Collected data
--------------------------------

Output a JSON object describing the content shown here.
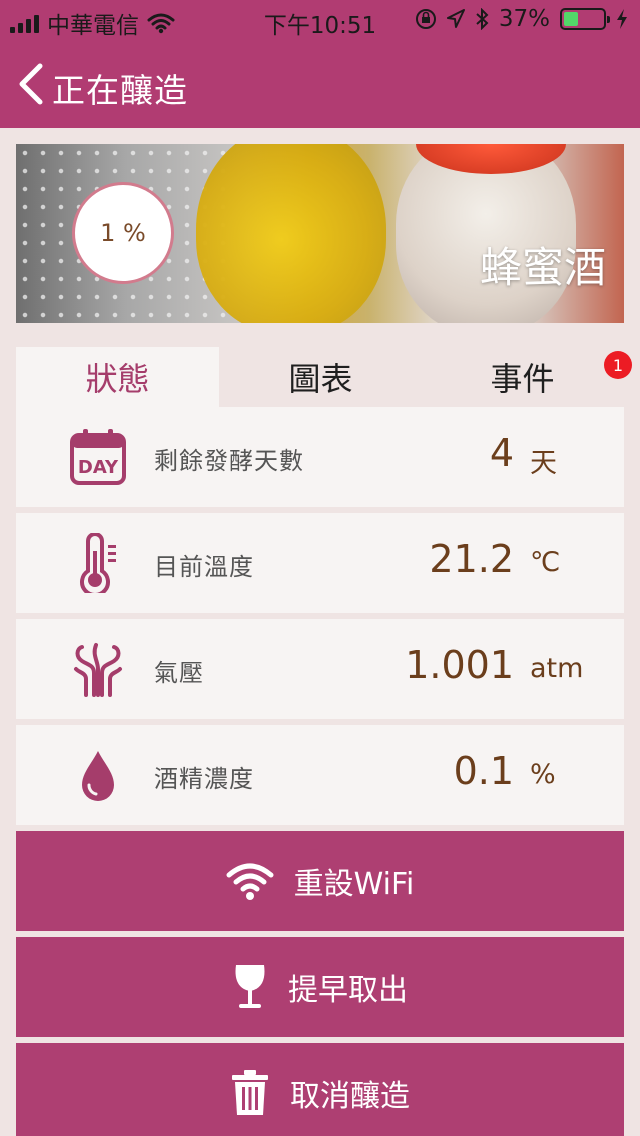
{
  "status_bar": {
    "carrier": "中華電信",
    "time": "下午10:51",
    "battery_percent": "37%",
    "battery_level": 0.37
  },
  "nav": {
    "title": "正在釀造"
  },
  "hero": {
    "progress": "1 %",
    "name": "蜂蜜酒"
  },
  "tabs": [
    {
      "label": "狀態",
      "active": true
    },
    {
      "label": "圖表",
      "active": false
    },
    {
      "label": "事件",
      "active": false,
      "badge": "1"
    }
  ],
  "metrics": [
    {
      "label": "剩餘發酵天數",
      "value": "4",
      "unit": "天",
      "icon": "calendar-day-icon"
    },
    {
      "label": "目前溫度",
      "value": "21.2",
      "unit": "℃",
      "icon": "thermometer-icon"
    },
    {
      "label": "氣壓",
      "value": "1.001",
      "unit": "atm",
      "icon": "pressure-icon"
    },
    {
      "label": "酒精濃度",
      "value": "0.1",
      "unit": "%",
      "icon": "drop-icon"
    }
  ],
  "actions": [
    {
      "label": "重設WiFi",
      "icon": "wifi-icon"
    },
    {
      "label": "提早取出",
      "icon": "wine-glass-icon"
    },
    {
      "label": "取消釀造",
      "icon": "trash-icon"
    }
  ],
  "colors": {
    "brand": "#b13c72",
    "button": "#ae3f72",
    "value_text": "#6b3e1c",
    "background": "#efe4e3"
  }
}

--------------------------------

INSTRUCTION
The records above should be reproduced exactly, with no pictures included.

RESULT
Output a JSON object describing the content shown here.
{
  "status_bar": {
    "carrier": "中華電信",
    "time": "下午10:51",
    "battery_percent": "37%",
    "battery_level": 0.37
  },
  "nav": {
    "title": "正在釀造"
  },
  "hero": {
    "progress": "1 %",
    "name": "蜂蜜酒"
  },
  "tabs": [
    {
      "label": "狀態",
      "active": true
    },
    {
      "label": "圖表",
      "active": false
    },
    {
      "label": "事件",
      "active": false,
      "badge": "1"
    }
  ],
  "metrics": [
    {
      "label": "剩餘發酵天數",
      "value": "4",
      "unit": "天",
      "icon": "calendar-day-icon"
    },
    {
      "label": "目前溫度",
      "value": "21.2",
      "unit": "℃",
      "icon": "thermometer-icon"
    },
    {
      "label": "氣壓",
      "value": "1.001",
      "unit": "atm",
      "icon": "pressure-icon"
    },
    {
      "label": "酒精濃度",
      "value": "0.1",
      "unit": "%",
      "icon": "drop-icon"
    }
  ],
  "actions": [
    {
      "label": "重設WiFi",
      "icon": "wifi-icon"
    },
    {
      "label": "提早取出",
      "icon": "wine-glass-icon"
    },
    {
      "label": "取消釀造",
      "icon": "trash-icon"
    }
  ],
  "colors": {
    "brand": "#b13c72",
    "button": "#ae3f72",
    "value_text": "#6b3e1c",
    "background": "#efe4e3"
  }
}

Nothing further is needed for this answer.